▶ _Texte cité_:
((

Le jubilé international des sportifs s'est déroulé à Rome le jeudi 12 Avril, avec la participation du président du CIO, M. Juan Antonio Samaranch et de 100000 sportifs de toutes les parties du monde. Au stade olympique de Rome s'est déroulée dans l'après-midi, avec la participation d'athlètes handicapés, une grande fête sportive au centre de laquelle prenait place la messe célébrée par Jean-Paul II. Le pape a prononcé l'homélie suivante :

        Très chers frères et soeurs !

1. Dans le déroulement de cette Année sainte extraordinaire, il ne pouvait manquer le témoignage de foi manifesté aussi par ceux qui sont les protagonistes du monde du sport, ce phénomène humain et social qui a tant d'importance et d'influence sur les moeurs et la mentalité contemporaines. Et c'est donc pour moi un motif de grande joie que de me trouver avec vous, hommes et femmes adonnés au sport, pour célébrer le Jubilé de la Rédemption opérée par le Christ par sa Passion, sa Mort et sa résurrection.

Saint Paul, qui avait connu le monde du sport de son époque, dans la première lettre aux Corinthiens que nous venons d'entendre, écrivait à ces chrétiens qui vivaient dans le milieu grec : Ne savez vous pas que dans les courses du stade, tous courent mais un seul remporte le prix ? Courez donc aussi de manière à le remporter. ( 1 Co 9, 24 )

Ainsi, l'apôtre des nations, qui pour porter le message du Christ à tous les peuples a puisé des idées, des images, des terminologies, des formes d'expressions, des données philosophiques et littéraires, non seulement dans la tradition juive mais aussi dans la culture grecque, n'a pas hésité à inclure le sport parmi les valeurs humaines qui lui servaient de point d'appui et de référence pour le dialogue avec les hommes de son temps. Il a reconnu de ce fait la fondamentale validité du sport, considéré non seulement comme terme de comparaison pour expliquer un idéal éthique et ascétique supérieur, mais aussi dans sa réalité intrinsèque de coefficient pour la formation de l'homme et de composante de sa culture et de sa civilisation.

Ainsi, saint Paul, continuant l'enseignement de Jésus, a fixé l'attitude chrétienne devant cette expression des facultés naturelles de l'homme, comme devant les autres, telles que la science, le travail, l'art, l'amour, l'engagement social et politique : attitude qui est faite non pas de refus ou de fuite, mais de respect, d'estime, et même de rachat et d'élévation ; en un mot, de rédemption.

))

▶ _Consigne_: Fournissez la suite de l'homélie prononcée au jubilé des sportifs, en reprenant là où le texte cité s'arrête. Ces données n'interviennent en rien dans ce travail.

▶ _Données enregistrées_:
((

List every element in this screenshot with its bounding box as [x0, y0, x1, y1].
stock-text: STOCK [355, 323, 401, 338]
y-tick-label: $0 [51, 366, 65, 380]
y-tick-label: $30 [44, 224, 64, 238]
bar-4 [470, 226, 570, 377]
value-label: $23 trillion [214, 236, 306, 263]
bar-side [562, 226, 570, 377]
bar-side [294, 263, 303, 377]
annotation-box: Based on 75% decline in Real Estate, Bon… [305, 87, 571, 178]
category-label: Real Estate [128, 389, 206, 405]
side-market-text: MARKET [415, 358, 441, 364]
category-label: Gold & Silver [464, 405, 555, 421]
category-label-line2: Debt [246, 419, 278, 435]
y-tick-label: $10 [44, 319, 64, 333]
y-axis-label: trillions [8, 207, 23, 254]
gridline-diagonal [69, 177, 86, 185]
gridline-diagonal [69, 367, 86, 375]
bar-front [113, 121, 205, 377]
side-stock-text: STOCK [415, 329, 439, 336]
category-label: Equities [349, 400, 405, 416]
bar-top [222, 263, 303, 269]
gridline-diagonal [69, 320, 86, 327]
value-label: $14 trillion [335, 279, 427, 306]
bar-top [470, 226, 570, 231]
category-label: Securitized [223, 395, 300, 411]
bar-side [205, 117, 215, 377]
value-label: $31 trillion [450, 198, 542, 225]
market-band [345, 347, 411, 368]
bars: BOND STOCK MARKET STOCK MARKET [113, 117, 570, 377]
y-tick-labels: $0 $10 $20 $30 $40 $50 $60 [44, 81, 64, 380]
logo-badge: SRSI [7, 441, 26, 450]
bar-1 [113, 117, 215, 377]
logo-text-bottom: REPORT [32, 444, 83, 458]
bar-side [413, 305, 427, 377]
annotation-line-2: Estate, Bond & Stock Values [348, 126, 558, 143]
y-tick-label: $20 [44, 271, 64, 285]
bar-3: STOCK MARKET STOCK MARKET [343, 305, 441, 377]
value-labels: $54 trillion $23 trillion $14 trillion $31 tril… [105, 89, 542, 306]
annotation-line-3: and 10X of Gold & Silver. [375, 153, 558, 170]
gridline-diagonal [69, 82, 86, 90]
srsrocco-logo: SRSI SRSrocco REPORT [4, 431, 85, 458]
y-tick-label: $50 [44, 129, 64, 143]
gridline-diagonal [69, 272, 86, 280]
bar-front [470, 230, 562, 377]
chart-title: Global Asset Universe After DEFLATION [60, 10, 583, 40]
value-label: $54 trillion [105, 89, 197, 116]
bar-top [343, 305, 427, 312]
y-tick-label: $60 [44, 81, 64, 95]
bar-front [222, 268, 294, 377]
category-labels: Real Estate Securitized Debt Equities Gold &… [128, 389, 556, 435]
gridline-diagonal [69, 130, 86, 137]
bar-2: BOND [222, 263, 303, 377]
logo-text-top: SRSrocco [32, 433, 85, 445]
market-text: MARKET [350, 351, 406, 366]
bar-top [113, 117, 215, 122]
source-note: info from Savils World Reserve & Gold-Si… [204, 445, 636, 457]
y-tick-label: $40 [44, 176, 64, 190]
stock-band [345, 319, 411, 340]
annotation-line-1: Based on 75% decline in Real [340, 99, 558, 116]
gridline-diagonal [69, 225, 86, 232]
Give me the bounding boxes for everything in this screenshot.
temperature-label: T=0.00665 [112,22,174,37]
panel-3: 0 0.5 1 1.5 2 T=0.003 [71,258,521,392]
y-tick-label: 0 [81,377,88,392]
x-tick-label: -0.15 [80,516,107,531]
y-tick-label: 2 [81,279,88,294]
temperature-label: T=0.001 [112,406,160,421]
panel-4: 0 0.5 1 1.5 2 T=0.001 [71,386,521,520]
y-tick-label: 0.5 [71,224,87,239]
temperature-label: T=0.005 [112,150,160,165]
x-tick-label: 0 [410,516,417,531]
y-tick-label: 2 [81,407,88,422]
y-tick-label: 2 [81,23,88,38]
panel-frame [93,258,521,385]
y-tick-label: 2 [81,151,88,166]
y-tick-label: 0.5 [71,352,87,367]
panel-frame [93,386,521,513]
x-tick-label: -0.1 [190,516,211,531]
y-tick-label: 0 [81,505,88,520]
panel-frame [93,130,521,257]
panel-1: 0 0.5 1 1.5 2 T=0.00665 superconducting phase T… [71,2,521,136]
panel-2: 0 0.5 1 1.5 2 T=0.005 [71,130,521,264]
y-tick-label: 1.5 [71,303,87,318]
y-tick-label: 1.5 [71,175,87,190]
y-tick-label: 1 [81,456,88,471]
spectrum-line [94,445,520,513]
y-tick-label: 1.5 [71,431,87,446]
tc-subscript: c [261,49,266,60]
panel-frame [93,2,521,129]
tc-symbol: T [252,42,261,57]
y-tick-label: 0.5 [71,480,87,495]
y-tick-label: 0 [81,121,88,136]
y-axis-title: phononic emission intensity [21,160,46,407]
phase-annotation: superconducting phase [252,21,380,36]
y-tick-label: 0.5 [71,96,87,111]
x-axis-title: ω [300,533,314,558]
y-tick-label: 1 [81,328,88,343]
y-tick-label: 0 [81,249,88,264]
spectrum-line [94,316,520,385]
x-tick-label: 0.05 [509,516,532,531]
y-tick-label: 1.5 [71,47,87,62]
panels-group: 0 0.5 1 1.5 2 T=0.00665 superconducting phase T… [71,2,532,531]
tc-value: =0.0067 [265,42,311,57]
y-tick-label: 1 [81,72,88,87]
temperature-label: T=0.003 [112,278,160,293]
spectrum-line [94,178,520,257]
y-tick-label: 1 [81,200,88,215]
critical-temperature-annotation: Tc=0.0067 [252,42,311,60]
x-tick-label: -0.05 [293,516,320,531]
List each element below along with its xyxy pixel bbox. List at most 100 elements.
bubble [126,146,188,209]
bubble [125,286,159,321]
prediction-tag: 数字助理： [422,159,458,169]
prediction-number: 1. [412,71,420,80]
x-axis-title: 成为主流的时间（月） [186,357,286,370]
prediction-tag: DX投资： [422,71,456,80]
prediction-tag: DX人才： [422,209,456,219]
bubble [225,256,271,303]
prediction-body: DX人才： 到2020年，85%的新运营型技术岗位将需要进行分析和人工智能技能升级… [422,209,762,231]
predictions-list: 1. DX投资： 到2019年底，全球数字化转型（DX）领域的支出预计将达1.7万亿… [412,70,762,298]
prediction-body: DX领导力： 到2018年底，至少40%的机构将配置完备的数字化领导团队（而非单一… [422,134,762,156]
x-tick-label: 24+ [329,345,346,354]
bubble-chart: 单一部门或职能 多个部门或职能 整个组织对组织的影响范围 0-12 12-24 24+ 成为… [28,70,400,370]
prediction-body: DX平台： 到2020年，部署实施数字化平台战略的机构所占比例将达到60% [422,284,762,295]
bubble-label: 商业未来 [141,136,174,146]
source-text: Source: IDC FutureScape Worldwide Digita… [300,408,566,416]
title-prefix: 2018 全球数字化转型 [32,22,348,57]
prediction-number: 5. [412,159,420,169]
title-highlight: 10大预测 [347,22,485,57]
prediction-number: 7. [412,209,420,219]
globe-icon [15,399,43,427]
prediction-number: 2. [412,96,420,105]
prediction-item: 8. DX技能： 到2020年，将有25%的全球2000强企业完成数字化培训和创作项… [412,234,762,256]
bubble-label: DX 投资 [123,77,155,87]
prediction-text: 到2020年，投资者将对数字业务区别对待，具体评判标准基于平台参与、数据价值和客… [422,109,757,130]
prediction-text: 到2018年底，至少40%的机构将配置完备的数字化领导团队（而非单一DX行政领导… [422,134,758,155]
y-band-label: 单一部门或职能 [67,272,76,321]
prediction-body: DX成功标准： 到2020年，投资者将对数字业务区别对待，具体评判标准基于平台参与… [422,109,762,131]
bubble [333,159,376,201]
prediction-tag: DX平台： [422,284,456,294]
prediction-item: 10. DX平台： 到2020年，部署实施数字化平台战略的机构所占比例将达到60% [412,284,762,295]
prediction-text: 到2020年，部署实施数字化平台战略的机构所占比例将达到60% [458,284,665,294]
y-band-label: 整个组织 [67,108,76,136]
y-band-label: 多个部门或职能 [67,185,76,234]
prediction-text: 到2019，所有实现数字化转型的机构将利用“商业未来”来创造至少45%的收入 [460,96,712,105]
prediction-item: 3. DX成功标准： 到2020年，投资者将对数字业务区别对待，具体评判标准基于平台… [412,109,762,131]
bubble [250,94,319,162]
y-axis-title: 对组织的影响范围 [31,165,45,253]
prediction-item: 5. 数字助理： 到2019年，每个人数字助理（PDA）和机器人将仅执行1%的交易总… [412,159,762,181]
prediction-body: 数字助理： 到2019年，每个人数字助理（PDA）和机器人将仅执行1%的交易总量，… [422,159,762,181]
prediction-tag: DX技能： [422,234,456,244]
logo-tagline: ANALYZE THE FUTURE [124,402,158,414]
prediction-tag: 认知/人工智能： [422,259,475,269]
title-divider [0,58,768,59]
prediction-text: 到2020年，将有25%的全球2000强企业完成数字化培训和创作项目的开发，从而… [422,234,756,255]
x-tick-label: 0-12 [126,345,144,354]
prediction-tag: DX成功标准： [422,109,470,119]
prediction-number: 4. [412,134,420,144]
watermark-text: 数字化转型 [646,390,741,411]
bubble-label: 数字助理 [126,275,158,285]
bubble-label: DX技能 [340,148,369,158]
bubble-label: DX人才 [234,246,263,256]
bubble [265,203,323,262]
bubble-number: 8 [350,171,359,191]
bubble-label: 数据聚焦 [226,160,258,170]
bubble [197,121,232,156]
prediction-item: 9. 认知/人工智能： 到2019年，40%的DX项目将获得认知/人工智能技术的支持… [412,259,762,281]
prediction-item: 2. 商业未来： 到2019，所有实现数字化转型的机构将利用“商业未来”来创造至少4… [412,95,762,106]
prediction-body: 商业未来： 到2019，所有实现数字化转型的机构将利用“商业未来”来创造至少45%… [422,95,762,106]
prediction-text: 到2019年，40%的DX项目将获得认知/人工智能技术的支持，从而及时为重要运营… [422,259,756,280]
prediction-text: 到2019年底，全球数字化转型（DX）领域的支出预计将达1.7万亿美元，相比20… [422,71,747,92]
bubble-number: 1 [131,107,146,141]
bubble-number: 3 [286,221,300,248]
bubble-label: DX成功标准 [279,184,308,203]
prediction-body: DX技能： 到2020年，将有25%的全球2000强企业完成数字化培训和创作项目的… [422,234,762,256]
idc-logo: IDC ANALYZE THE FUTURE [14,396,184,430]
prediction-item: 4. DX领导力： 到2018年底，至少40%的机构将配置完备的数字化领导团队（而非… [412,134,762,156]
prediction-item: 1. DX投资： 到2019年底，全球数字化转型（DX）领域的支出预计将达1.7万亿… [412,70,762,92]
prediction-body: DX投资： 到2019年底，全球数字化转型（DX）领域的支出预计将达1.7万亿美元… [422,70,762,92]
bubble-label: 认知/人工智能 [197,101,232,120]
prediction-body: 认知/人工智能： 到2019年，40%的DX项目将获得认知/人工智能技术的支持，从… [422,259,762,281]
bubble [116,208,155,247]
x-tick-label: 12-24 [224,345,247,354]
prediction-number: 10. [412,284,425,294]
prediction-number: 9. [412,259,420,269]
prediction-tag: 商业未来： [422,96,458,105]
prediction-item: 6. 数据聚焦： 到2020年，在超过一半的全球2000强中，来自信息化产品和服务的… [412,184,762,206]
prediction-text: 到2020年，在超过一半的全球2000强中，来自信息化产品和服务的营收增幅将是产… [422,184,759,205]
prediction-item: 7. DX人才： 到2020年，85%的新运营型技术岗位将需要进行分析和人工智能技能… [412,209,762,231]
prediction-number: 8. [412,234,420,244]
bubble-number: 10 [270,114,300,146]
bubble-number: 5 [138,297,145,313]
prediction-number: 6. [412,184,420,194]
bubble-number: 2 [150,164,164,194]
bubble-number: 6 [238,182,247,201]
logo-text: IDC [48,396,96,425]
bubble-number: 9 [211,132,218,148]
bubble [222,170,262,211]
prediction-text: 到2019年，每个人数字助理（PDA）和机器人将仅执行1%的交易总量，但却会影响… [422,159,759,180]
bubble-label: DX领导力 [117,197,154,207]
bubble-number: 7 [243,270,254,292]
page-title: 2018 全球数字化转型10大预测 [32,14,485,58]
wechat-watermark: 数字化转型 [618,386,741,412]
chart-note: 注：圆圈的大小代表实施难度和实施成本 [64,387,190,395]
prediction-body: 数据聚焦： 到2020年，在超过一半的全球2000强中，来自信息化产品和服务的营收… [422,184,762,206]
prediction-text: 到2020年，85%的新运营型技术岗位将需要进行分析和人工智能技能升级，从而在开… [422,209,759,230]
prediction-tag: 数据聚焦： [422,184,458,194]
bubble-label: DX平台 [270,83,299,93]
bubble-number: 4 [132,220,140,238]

))

▶ _Réponse_:
                    Le " manifeste des sportifs "

2. Et c'est précisément cette conception du christianisme comme acceptation, assomption, perfectionnement et élévation des valeurs humaines - et donc comme hymne à la vie - qu'il me plaît de vous confier aujourd'hui, à vous et à tous ceux qui, en quelque façon et dans tous les pays du monde, pratiquent cette activité humaine qu'est le sport et s'y intéressent.

Le jubilé projette la lumière de la Rédemption aussi sur ce phénomène humain et social, en exaltant et en magnifiant ses valeurs positives.

Nous ne pouvons dissimuler qu'il ne manque malheureusement pas, dans ce domaine aussi, des aspects négatifs ou pour le moins discutables, qui sont aujourd'hui justement analysés et dénoncés par des personnes spécialisées dans l'observation des moeurs et des comportements, et donc vous souffrez certainement vous-mêmes.

Mais nous savons aussi combien d'efforts sont faits pour que toujours prévale une philosophie du sport dont le principe clé n'est pas le sport pour le sport, ou pour d'autres motivations qui ne soient pas la dignité, la liberté, le développement intégral de l'homme !

Vous mêmes, dans le manifeste des sportifs, que vous avez voulu lancer à l'occasion du présent jubilé, vous affirmez solennellement que " le sport le sport est au service de l'homme, et non l'homme au service du sport, et par conséquent la dignité de la personne humaine constitue le but et le critère de jugement de toute activité sportive ... Le sport est une confrontation loyale et généreuse, un lieu de rencontre, un lien de solidarité et d'amitié ... Le sport peut-être une culture authentique lorsque le milieu dans lequel il se pratique et l'expérience qu'il implique sont ouverts et sensibles aux valeurs humaines et universelles pour le développement équilibré de l'homme dans toutes ses dimensions. " Et vous dites encore que le sport " par son universalité, se place sur le plan international comme moyen de fraternité et de paix " et que vous voulez vous engager à faire en sorte qu'il " soit effectivement pour les hommes et pour le monde un instrument de réconciliation et de paix ! "

                    Un signe pour toute la société humaine

3. Oui, très chers athlètes, puisse cette rencontre vraiment extraordinaire raviver en vous la conscience de la nécessité de vous engager pour que le sport contribue à faire pénétrer dans la société l'amour réciproque, la fraternité sincère et l'authentique solidarité. De fait, le sport peut apporter une contribution valable et féconde à la coexistence pacifique de tous les peuples, au delà et au dessus de toute discrimination de race, de langue et de nationalité.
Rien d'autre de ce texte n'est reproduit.